Records excerpted from a collection

◆ ◆ ◆ ◆ ◆ ◆ ◆

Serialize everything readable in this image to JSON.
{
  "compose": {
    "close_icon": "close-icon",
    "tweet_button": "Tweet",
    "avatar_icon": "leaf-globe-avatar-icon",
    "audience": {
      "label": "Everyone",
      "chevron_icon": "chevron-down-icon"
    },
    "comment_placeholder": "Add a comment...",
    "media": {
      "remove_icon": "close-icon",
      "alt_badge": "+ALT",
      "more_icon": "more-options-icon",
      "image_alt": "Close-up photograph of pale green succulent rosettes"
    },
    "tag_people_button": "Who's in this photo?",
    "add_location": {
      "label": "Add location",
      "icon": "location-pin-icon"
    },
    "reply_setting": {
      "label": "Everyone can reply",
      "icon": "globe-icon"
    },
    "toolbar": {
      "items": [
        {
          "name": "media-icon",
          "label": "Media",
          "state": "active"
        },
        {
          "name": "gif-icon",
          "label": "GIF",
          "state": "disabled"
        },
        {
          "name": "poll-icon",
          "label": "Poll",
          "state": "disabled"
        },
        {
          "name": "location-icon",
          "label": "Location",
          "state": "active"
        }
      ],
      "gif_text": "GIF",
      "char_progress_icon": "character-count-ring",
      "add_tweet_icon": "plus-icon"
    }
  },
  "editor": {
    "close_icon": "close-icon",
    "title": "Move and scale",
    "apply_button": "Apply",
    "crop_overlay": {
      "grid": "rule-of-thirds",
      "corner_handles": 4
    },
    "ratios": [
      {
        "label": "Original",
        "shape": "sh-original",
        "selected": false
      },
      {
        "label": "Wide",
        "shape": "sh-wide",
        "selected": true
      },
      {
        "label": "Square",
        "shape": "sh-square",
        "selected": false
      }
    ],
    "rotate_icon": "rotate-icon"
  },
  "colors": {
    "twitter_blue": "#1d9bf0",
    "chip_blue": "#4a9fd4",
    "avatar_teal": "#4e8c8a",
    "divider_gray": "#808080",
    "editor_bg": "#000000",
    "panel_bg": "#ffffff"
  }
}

◆ ◆ ◆ ◆ ◆ ◆ ◆

■ SHORT PROBLEM
Copy out each line that contains the word "shape".

■ TASK OUTPUT
        "shape": "sh-original",
        "shape": "sh-wide",
        "shape": "sh-square",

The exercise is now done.